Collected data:

## begin

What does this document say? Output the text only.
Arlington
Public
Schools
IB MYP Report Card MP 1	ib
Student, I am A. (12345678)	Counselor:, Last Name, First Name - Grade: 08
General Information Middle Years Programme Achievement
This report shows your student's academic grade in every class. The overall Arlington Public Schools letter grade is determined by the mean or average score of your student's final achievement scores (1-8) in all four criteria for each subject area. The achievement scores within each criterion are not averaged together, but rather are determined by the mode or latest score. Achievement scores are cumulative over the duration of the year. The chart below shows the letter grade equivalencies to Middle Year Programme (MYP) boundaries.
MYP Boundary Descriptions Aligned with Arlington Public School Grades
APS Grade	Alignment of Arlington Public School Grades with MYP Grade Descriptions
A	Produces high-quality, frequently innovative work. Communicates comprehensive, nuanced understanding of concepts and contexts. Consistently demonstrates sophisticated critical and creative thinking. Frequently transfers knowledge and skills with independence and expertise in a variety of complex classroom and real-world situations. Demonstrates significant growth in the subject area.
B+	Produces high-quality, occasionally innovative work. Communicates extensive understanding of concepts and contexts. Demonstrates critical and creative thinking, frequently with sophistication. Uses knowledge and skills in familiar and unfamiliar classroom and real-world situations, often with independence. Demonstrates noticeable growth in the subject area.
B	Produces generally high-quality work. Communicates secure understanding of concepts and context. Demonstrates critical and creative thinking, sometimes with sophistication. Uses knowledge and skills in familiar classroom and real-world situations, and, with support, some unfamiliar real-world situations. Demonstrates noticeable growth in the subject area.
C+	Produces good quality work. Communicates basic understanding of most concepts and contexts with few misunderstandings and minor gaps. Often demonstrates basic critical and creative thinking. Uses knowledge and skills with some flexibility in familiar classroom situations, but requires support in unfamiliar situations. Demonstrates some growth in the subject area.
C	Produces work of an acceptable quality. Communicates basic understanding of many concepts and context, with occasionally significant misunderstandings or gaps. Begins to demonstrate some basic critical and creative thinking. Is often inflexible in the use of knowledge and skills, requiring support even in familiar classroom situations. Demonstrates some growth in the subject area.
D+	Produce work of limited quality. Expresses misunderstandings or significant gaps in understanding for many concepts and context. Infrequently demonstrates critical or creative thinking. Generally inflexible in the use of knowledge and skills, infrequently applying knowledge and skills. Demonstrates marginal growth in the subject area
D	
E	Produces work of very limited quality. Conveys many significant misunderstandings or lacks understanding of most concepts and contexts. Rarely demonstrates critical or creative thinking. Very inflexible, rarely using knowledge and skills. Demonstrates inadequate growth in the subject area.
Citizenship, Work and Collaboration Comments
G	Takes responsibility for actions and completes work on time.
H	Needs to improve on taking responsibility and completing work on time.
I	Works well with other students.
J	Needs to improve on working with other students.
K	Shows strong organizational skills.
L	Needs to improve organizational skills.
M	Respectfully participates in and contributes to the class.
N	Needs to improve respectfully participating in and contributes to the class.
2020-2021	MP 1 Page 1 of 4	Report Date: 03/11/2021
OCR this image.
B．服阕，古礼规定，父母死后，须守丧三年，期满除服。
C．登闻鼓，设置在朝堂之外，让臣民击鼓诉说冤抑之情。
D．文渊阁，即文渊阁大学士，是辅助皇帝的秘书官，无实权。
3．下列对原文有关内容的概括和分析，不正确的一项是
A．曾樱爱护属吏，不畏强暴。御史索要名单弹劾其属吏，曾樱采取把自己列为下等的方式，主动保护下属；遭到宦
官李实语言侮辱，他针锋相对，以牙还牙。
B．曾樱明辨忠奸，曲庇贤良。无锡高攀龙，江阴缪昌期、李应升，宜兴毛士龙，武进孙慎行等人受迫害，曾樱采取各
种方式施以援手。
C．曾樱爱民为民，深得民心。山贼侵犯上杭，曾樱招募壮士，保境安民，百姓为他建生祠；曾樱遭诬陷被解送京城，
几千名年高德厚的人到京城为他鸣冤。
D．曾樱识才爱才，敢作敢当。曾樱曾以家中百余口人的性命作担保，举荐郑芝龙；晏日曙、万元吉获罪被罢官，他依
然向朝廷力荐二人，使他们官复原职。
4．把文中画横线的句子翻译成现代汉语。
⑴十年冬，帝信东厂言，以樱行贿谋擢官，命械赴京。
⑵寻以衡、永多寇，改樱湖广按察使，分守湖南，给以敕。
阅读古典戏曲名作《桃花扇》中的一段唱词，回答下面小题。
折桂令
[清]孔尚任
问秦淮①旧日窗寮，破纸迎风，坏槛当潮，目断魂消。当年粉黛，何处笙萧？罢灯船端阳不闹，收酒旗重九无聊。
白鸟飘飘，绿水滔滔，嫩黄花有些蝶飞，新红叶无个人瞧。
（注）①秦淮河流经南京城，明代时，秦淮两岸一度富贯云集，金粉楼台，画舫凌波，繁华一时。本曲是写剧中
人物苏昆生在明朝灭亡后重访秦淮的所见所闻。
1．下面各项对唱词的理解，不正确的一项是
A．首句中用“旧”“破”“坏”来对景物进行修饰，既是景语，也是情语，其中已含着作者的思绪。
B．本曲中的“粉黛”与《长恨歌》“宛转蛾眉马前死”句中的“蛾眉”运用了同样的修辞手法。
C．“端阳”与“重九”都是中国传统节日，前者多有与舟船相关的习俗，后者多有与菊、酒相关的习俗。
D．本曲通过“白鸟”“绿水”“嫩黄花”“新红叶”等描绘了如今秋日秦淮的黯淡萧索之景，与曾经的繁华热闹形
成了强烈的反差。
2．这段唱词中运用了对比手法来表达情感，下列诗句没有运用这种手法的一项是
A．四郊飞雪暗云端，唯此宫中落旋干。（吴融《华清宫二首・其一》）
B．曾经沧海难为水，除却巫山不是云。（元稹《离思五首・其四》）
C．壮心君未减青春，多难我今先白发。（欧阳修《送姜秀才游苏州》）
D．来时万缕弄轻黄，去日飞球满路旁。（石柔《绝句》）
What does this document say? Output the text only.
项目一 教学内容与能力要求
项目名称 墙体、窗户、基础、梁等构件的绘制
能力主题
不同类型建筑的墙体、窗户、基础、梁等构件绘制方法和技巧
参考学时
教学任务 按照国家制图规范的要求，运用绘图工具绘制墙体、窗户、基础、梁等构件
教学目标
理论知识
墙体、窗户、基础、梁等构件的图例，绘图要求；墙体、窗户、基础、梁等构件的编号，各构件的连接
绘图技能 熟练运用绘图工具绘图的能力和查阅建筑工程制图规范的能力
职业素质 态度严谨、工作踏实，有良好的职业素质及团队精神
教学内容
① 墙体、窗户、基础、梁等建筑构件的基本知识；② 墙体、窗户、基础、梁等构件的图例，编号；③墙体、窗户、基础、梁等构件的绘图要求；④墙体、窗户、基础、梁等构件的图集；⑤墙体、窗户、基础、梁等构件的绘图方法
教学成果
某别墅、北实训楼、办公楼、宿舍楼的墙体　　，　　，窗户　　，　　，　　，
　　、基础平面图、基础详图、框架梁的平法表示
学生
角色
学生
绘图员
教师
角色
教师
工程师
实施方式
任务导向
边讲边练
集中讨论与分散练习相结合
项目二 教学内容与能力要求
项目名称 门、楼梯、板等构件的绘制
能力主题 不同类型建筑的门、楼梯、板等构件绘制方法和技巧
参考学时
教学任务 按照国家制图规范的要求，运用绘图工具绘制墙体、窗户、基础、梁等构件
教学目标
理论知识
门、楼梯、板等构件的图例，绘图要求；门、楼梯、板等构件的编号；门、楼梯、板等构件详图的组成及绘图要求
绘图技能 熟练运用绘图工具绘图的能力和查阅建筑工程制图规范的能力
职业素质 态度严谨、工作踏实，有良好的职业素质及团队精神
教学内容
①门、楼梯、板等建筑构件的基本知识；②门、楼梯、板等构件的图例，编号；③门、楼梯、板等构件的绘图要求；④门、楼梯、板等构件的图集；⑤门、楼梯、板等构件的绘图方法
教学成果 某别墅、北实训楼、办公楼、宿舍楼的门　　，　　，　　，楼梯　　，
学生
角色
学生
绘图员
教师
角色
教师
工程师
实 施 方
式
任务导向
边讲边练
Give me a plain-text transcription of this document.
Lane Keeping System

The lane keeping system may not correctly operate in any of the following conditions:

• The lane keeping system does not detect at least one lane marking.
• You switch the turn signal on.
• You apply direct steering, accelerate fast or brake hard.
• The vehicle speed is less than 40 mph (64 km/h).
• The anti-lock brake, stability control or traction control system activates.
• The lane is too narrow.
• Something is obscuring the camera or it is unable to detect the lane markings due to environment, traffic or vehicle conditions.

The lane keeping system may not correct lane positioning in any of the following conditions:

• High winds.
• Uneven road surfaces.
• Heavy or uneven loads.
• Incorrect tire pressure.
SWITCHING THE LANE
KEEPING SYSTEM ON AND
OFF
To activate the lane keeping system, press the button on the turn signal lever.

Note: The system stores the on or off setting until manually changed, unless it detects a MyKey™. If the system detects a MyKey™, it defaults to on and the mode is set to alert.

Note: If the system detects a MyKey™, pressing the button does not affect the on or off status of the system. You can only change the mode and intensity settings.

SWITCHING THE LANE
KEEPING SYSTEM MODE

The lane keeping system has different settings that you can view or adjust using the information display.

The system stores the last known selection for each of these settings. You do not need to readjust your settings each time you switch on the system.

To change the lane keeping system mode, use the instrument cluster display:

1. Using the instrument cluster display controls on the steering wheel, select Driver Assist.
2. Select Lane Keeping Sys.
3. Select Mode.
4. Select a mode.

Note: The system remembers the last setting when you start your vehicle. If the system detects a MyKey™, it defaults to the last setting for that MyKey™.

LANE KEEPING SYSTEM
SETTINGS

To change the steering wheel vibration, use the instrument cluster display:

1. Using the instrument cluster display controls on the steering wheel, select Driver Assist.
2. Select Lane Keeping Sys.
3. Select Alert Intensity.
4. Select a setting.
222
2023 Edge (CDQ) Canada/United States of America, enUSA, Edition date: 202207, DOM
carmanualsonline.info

## end

◆ SET EXERCISE: Work through the records line by line and tally those with the word "gaps". Report only the total.

◆ WRITTEN ANSWER: 3